Copy all lines in which the word "this" can be found.

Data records

———

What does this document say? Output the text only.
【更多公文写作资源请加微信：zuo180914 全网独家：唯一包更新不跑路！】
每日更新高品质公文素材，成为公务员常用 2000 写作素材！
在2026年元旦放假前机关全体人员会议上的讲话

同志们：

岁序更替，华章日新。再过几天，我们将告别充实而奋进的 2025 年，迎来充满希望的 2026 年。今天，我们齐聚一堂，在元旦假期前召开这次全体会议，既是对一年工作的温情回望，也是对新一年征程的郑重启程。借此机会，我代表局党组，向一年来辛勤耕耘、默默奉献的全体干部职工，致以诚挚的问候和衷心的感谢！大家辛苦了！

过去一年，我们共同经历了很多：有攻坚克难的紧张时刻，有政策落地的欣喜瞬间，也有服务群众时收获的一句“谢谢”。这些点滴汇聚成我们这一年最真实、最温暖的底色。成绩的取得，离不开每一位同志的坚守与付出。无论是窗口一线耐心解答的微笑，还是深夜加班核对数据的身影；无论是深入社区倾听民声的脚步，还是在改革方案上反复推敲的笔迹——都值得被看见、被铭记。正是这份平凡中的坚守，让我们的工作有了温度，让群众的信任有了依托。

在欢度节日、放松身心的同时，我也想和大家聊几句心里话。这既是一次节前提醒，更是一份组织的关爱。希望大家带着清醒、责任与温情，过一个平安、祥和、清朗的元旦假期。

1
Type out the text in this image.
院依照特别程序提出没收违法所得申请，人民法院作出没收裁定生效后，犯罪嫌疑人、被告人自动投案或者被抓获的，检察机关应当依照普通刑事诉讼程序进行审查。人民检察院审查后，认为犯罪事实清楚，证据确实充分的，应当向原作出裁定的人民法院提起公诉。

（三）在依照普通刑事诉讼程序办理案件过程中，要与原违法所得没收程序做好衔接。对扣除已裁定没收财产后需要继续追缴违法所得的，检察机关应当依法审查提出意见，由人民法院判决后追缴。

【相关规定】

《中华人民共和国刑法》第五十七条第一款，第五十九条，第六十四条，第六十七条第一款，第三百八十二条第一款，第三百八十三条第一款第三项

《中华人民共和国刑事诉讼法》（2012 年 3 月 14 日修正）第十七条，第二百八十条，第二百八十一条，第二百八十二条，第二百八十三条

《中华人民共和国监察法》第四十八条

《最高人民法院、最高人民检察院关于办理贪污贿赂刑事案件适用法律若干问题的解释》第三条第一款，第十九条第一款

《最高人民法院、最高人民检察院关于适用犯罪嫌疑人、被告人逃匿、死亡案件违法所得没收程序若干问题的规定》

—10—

———

● **Answer below**
What does this document say? Output the text only.
Type out the text in this image.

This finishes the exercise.